begin

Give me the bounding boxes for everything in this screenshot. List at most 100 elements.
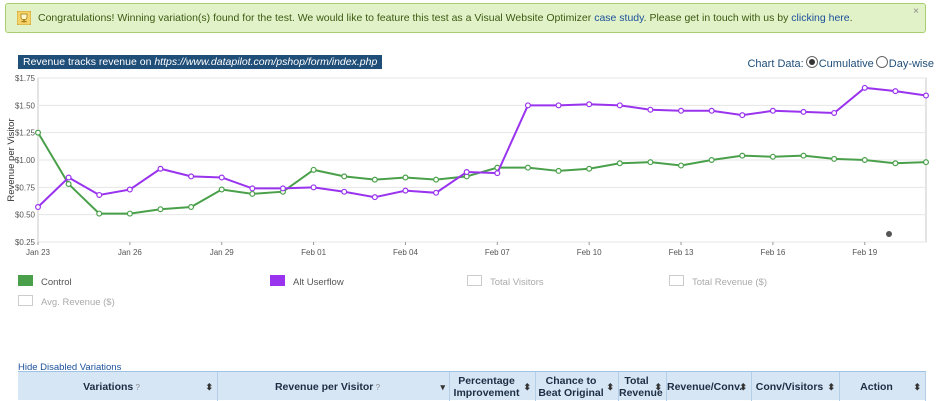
- sort-icon[interactable]: ⬍: [523, 382, 531, 392]
- column-header[interactable]: Revenue/Conv. ⬍: [667, 372, 752, 401]
- legend-item[interactable]: Total Revenue ($): [669, 275, 767, 288]
- data-point: [892, 88, 899, 95]
- hide-disabled-variations-link[interactable]: Hide Disabled Variations: [18, 362, 122, 373]
- column-header[interactable]: Revenue per Visitor ? ▾: [218, 372, 450, 401]
- y-tick-label: $1.50: [15, 101, 36, 110]
- data-point: [586, 101, 593, 108]
- close-icon[interactable]: ×: [913, 6, 919, 17]
- x-tick-label: Feb 19: [852, 248, 877, 257]
- data-point: [647, 159, 654, 166]
- sort-icon[interactable]: ⬍: [739, 382, 747, 392]
- data-point: [800, 152, 807, 159]
- cumulative-label[interactable]: Cumulative: [818, 58, 874, 70]
- sort-icon[interactable]: ⬍: [827, 382, 835, 392]
- y-tick-label: $0.25: [15, 238, 36, 247]
- help-icon[interactable]: ?: [133, 383, 140, 392]
- data-point: [218, 186, 225, 193]
- data-point: [34, 204, 41, 211]
- data-point: [769, 153, 776, 160]
- legend-label: Control: [41, 277, 72, 288]
- x-tick-label: Feb 04: [393, 248, 418, 257]
- legend-label: Avg. Revenue ($): [41, 297, 115, 308]
- column-header[interactable]: Action ⬍: [840, 372, 926, 401]
- data-point: [433, 189, 440, 196]
- variations-table-header: Variations ? ⬍ Revenue per Visitor ? ▾ Perce…: [18, 371, 926, 401]
- data-point: [126, 210, 133, 217]
- daywise-radio[interactable]: [875, 56, 888, 68]
- x-tick-label: Feb 13: [669, 248, 694, 257]
- sort-icon[interactable]: ⬍: [654, 382, 662, 392]
- data-point: [157, 165, 164, 172]
- column-header[interactable]: Total Revenue ⬍: [619, 372, 667, 401]
- data-point: [65, 174, 72, 181]
- data-point: [831, 109, 838, 116]
- data-point: [279, 185, 286, 192]
- data-point: [678, 107, 685, 114]
- winning-variation-alert: Congratulations! Winning variation(s) fo…: [5, 3, 926, 33]
- data-point: [402, 174, 409, 181]
- data-point: [586, 165, 593, 172]
- legend-item[interactable]: Avg. Revenue ($): [18, 295, 115, 308]
- data-point: [922, 159, 929, 166]
- alert-message: Congratulations! Winning variation(s) fo…: [38, 12, 853, 24]
- column-header[interactable]: Chance to Beat Original ⬍: [536, 372, 619, 401]
- column-header[interactable]: Conv/Visitors ⬍: [752, 372, 840, 401]
- help-icon[interactable]: ?: [373, 383, 381, 392]
- x-tick-label: Feb 07: [485, 248, 510, 257]
- legend-swatch: [467, 275, 482, 286]
- legend-item[interactable]: Alt Userflow: [270, 275, 344, 288]
- column-label: Percentage Improvement: [453, 375, 520, 399]
- data-point: [126, 186, 133, 193]
- data-point: [96, 210, 103, 217]
- cumulative-radio[interactable]: [805, 56, 818, 68]
- data-point: [433, 176, 440, 183]
- y-axis-label: Revenue per Visitor: [6, 118, 17, 201]
- column-label: Variations ?: [83, 381, 140, 393]
- data-point: [861, 84, 868, 91]
- column-label: Total Revenue: [619, 375, 663, 399]
- legend-item[interactable]: Total Visitors: [467, 275, 544, 288]
- column-label: Conv/Visitors: [755, 381, 824, 393]
- chart-data-toggle: Chart Data: Cumulative Day-wise: [747, 56, 934, 70]
- data-point: [861, 157, 868, 164]
- legend-item[interactable]: Control: [18, 275, 72, 288]
- legend-swatch: [270, 275, 285, 286]
- data-point: [341, 173, 348, 180]
- column-label: Revenue/Conv.: [667, 381, 743, 393]
- legend-swatch: [18, 295, 33, 306]
- sort-icon[interactable]: ⬍: [606, 382, 614, 392]
- x-tick-label: Feb 10: [577, 248, 602, 257]
- data-point: [678, 162, 685, 169]
- data-point: [922, 92, 929, 99]
- data-point: [371, 194, 378, 201]
- clicking-here-link[interactable]: clicking here: [791, 12, 850, 24]
- chart-options-icon: [886, 231, 892, 237]
- daywise-label[interactable]: Day-wise: [888, 58, 934, 70]
- data-point: [218, 174, 225, 181]
- sort-icon[interactable]: ⬍: [913, 382, 921, 392]
- data-point: [739, 152, 746, 159]
- data-point: [249, 190, 256, 197]
- data-point: [310, 184, 317, 191]
- legend-swatch: [669, 275, 684, 286]
- sort-icon[interactable]: ▾: [440, 382, 445, 392]
- data-point: [188, 204, 195, 211]
- column-header[interactable]: Variations ? ⬍: [18, 372, 218, 401]
- case-study-link[interactable]: case study: [594, 12, 644, 24]
- data-point: [769, 107, 776, 114]
- column-label: Revenue per Visitor ?: [274, 381, 381, 393]
- chart-data-label: Chart Data:: [747, 58, 804, 70]
- data-point: [371, 176, 378, 183]
- column-header[interactable]: Percentage Improvement ⬍: [450, 372, 536, 401]
- data-point: [739, 112, 746, 119]
- y-tick-label: $1.25: [15, 129, 36, 138]
- column-label: Chance to Beat Original: [538, 375, 604, 399]
- x-tick-label: Jan 26: [118, 248, 143, 257]
- sort-icon[interactable]: ⬍: [205, 382, 213, 392]
- series-line: [37, 86, 927, 208]
- y-tick-label: $1.00: [15, 156, 36, 165]
- x-tick-label: Jan 29: [210, 248, 235, 257]
- data-point: [616, 160, 623, 167]
- data-point: [65, 181, 72, 188]
- x-tick-label: Feb 16: [760, 248, 785, 257]
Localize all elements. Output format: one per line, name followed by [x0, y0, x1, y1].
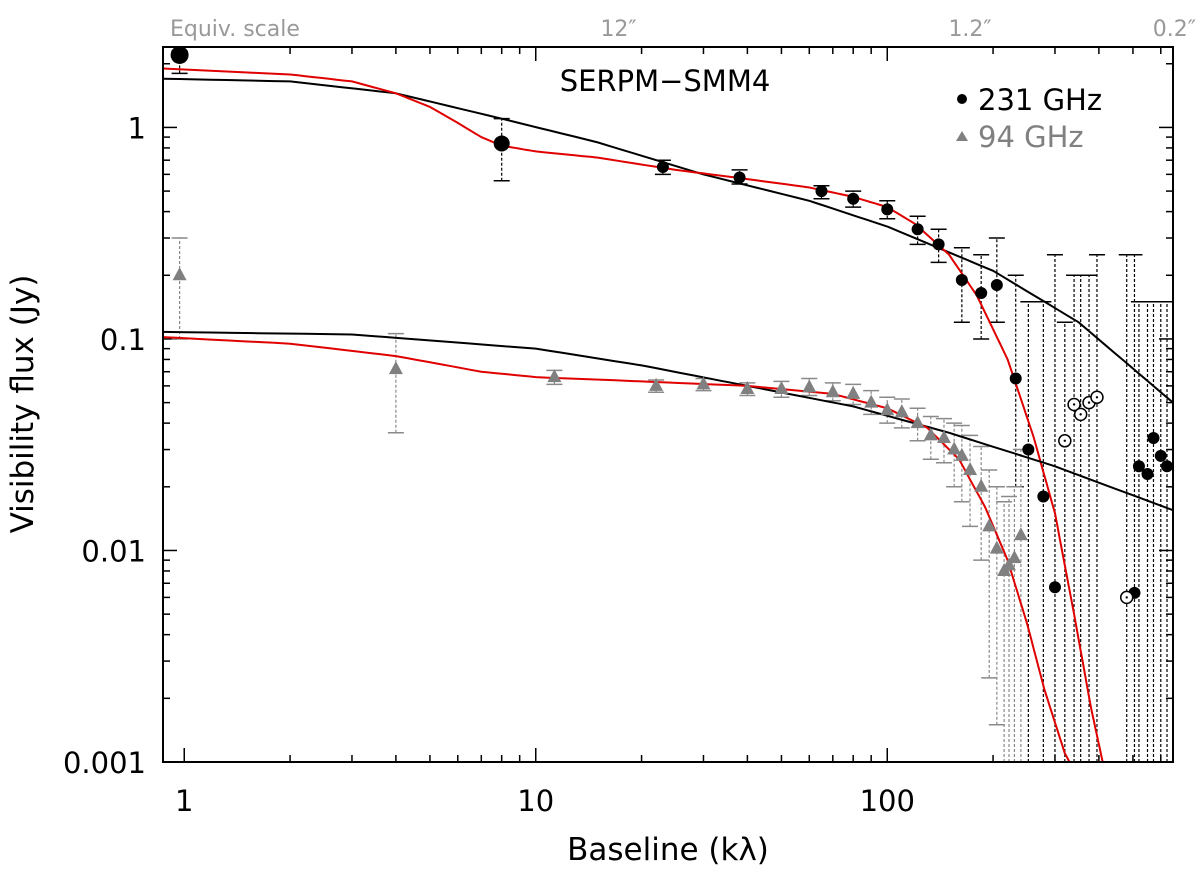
- data-point-231ghz: [1147, 432, 1160, 445]
- data-point-231ghz: [733, 171, 746, 184]
- data-point-231ghz: [990, 278, 1003, 291]
- model-curve-2: [163, 330, 1173, 512]
- y-axis-label: Visibility flux (Jy): [5, 275, 41, 534]
- data-point-231ghz: [1154, 449, 1167, 462]
- data-point-94ghz: [864, 394, 879, 408]
- x-axis-label: Baseline (kλ): [567, 832, 769, 868]
- data-point-231ghz: [170, 47, 189, 64]
- data-point-94ghz: [1007, 550, 1022, 564]
- y-tick-label: 0.001: [63, 746, 146, 780]
- data-markers: [170, 47, 1173, 605]
- data-point-231ghz: [932, 238, 945, 251]
- data-point-94ghz: [880, 402, 895, 416]
- data-point-94ghz: [825, 384, 840, 398]
- top-axis-label: Equiv. scale: [170, 17, 300, 42]
- data-point-231ghz: [1022, 443, 1035, 456]
- data-point-94ghz: [894, 404, 909, 418]
- data-point-94ghz: [989, 540, 1004, 554]
- data-point-231ghz: [1048, 581, 1061, 594]
- y-tick-labels: 0.001 0.01 0.1 1: [63, 111, 146, 780]
- top-axis-tick-label: 1.2″: [948, 17, 991, 42]
- data-point-94ghz: [846, 385, 861, 399]
- data-point-94ghz: [947, 441, 962, 455]
- top-axis: Equiv. scale 12″ 1.2″ 0.2″: [170, 17, 1196, 42]
- top-axis-tick-label: 12″: [600, 17, 636, 42]
- data-point-center: [1095, 396, 1099, 399]
- data-point-94ghz: [388, 361, 403, 375]
- axis-ticks: [163, 47, 1173, 763]
- x-tick-label: 100: [860, 784, 915, 818]
- legend-marker-231-ghz: [957, 94, 967, 104]
- data-point-center: [1063, 439, 1067, 442]
- data-point-231ghz: [975, 286, 988, 299]
- data-point-231ghz: [1009, 372, 1022, 385]
- data-point-231ghz: [1132, 460, 1145, 473]
- x-tick-labels: 1 10 100: [175, 784, 915, 818]
- data-point-231ghz: [1141, 467, 1154, 480]
- plot-frame: [162, 46, 1174, 763]
- data-point-231ghz: [1161, 460, 1173, 473]
- y-tick-label: 0.01: [81, 534, 146, 568]
- data-point-94ghz: [1002, 557, 1017, 571]
- data-point-center: [1125, 596, 1128, 599]
- data-point-94ghz: [963, 462, 978, 476]
- model-curves: [163, 67, 1173, 762]
- data-point-231ghz: [955, 273, 968, 286]
- plot-area: [163, 47, 1173, 762]
- data-point-center: [1087, 401, 1091, 404]
- data-point-94ghz: [774, 380, 789, 394]
- data-point-231ghz: [847, 192, 860, 205]
- data-point-94ghz: [649, 377, 664, 391]
- top-axis-tick-label: 0.2″: [1153, 17, 1196, 42]
- y-tick-label: 1: [128, 111, 146, 145]
- legend-label-94-ghz: 94 GHz: [978, 120, 1084, 154]
- legend-label-231-ghz: 231 GHz: [978, 83, 1102, 117]
- legend-marker-94-ghz: [956, 131, 968, 141]
- y-tick-label: 0.1: [100, 323, 146, 357]
- x-tick-label: 1: [175, 784, 193, 818]
- data-point-94ghz: [547, 369, 562, 383]
- data-point-center: [1072, 403, 1076, 406]
- data-point-231ghz: [1037, 490, 1050, 503]
- top-axis-ticks: 12″ 1.2″ 0.2″: [600, 17, 1196, 42]
- data-point-94ghz: [1013, 527, 1028, 541]
- data-point-94ghz: [172, 267, 187, 281]
- data-point-94ghz: [974, 478, 989, 492]
- data-point-231ghz: [911, 223, 924, 236]
- data-point-94ghz: [982, 518, 997, 532]
- model-curve-3: [163, 336, 1071, 762]
- data-point-94ghz: [910, 415, 925, 429]
- data-point-center: [1079, 413, 1082, 416]
- data-point-94ghz: [936, 430, 951, 444]
- data-point-94ghz: [923, 427, 938, 441]
- data-point-94ghz: [802, 379, 817, 393]
- data-point-94ghz: [954, 447, 969, 461]
- model-curve-1: [163, 67, 1104, 762]
- data-point-231ghz: [656, 160, 669, 173]
- x-tick-label: 10: [517, 784, 554, 818]
- data-point-94ghz: [740, 380, 755, 394]
- data-point-231ghz: [815, 185, 828, 198]
- data-point-231ghz: [493, 135, 510, 152]
- data-point-231ghz: [881, 203, 894, 216]
- chart-title: SERPM−SMM4: [560, 64, 771, 98]
- legend: 231 GHz 94 GHz: [956, 83, 1102, 154]
- data-point-94ghz: [696, 376, 711, 390]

end

TO DO ▸ Copy out, word for word, the entries starting at the line containing "- sort-icon[interactable]: ⬍: [523, 382, 531, 392]" and ending at the line containing "- help-icon[interactable]: ?: [373, 383, 381, 392]", with both of those lines included.

THE RESPONSE ▸
- sort-icon[interactable]: ⬍: [523, 382, 531, 392]
- column-header[interactable]: Revenue/Conv. ⬍: [667, 372, 752, 401]
- legend-item[interactable]: Total Revenue ($): [669, 275, 767, 288]
- data-point: [892, 88, 899, 95]
- hide-disabled-variations-link[interactable]: Hide Disabled Variations: [18, 362, 122, 373]
- column-header[interactable]: Revenue per Visitor ? ▾: [218, 372, 450, 401]
- y-tick-label: $1.50: [15, 101, 36, 110]
- data-point: [586, 101, 593, 108]
- close-icon[interactable]: ×: [913, 6, 919, 17]
- x-tick-label: Feb 19: [852, 248, 877, 257]
- data-point: [647, 159, 654, 166]
- sort-icon[interactable]: ⬍: [739, 382, 747, 392]
- data-point: [800, 152, 807, 159]
- cumulative-label[interactable]: Cumulative: [818, 58, 874, 70]
- sort-icon[interactable]: ⬍: [827, 382, 835, 392]
- y-tick-label: $0.25: [15, 238, 36, 247]
- help-icon[interactable]: ?: [133, 383, 140, 392]
- data-point: [218, 186, 225, 193]
- data-point: [34, 204, 41, 211]
- data-point: [769, 153, 776, 160]
- legend-label: Control: [41, 277, 72, 288]
- x-tick-label: Feb 04: [393, 248, 418, 257]
- legend-label: Avg. Revenue ($): [41, 297, 115, 308]
- column-header[interactable]: Action ⬍: [840, 372, 926, 401]
- data-point: [433, 189, 440, 196]
- variations-table-header: Variations ? ⬍ Revenue per Visitor ? ▾ Perce…: [18, 371, 926, 401]
- data-point: [126, 210, 133, 217]
- daywise-radio[interactable]: [875, 56, 888, 68]
- x-tick-label: Feb 13: [669, 248, 694, 257]
- sort-icon[interactable]: ⬍: [654, 382, 662, 392]
- data-point: [157, 165, 164, 172]
- column-header[interactable]: Total Revenue ⬍: [619, 372, 667, 401]
- data-point: [65, 174, 72, 181]
- data-point: [831, 109, 838, 116]
- data-point: [279, 185, 286, 192]
- data-point: [678, 107, 685, 114]
- winning-variation-alert: Congratulations! Winning variation(s) fo…: [5, 3, 926, 33]
- data-point: [402, 174, 409, 181]
- data-point: [586, 165, 593, 172]
- legend-item[interactable]: Avg. Revenue ($): [18, 295, 115, 308]
- data-point: [922, 159, 929, 166]
- alert-message: Congratulations! Winning variation(s) fo…: [38, 12, 853, 24]
- column-header[interactable]: Chance to Beat Original ⬍: [536, 372, 619, 401]
- column-header[interactable]: Conv/Visitors ⬍: [752, 372, 840, 401]
- help-icon[interactable]: ?: [373, 383, 381, 392]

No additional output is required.